[Records that describe figures]
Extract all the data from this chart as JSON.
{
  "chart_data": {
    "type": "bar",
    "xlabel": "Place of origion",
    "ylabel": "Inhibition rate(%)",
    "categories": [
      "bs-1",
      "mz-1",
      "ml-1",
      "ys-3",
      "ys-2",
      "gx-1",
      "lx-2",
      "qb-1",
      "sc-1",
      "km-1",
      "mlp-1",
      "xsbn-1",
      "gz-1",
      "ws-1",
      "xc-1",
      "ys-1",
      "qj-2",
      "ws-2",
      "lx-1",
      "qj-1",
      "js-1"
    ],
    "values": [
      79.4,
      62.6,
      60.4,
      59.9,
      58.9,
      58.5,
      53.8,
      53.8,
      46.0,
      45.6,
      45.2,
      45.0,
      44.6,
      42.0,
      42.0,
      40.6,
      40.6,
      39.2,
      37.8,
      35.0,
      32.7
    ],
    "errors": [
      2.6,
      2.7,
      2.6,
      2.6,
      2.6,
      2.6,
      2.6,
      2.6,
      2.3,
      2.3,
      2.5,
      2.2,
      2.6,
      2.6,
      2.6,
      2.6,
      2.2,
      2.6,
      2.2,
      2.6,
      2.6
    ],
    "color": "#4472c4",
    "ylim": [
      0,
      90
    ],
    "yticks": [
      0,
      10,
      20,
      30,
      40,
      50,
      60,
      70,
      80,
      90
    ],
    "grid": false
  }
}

*JOB*: Exactly as shown, repeat every record.

*SOLUTION TO THIS EXERCISE*:
Extract all the data from this chart as JSON.
{
  "chart_data": {
    "type": "bar",
    "xlabel": "Place of origion",
    "ylabel": "Inhibition rate(%)",
    "categories": [
      "bs-1",
      "mz-1",
      "ml-1",
      "ys-3",
      "ys-2",
      "gx-1",
      "lx-2",
      "qb-1",
      "sc-1",
      "km-1",
      "mlp-1",
      "xsbn-1",
      "gz-1",
      "ws-1",
      "xc-1",
      "ys-1",
      "qj-2",
      "ws-2",
      "lx-1",
      "qj-1",
      "js-1"
    ],
    "values": [
      79.4,
      62.6,
      60.4,
      59.9,
      58.9,
      58.5,
      53.8,
      53.8,
      46.0,
      45.6,
      45.2,
      45.0,
      44.6,
      42.0,
      42.0,
      40.6,
      40.6,
      39.2,
      37.8,
      35.0,
      32.7
    ],
    "errors": [
      2.6,
      2.7,
      2.6,
      2.6,
      2.6,
      2.6,
      2.6,
      2.6,
      2.3,
      2.3,
      2.5,
      2.2,
      2.6,
      2.6,
      2.6,
      2.6,
      2.2,
      2.6,
      2.2,
      2.6,
      2.6
    ],
    "color": "#4472c4",
    "ylim": [
      0,
      90
    ],
    "yticks": [
      0,
      10,
      20,
      30,
      40,
      50,
      60,
      70,
      80,
      90
    ],
    "grid": false
  }
}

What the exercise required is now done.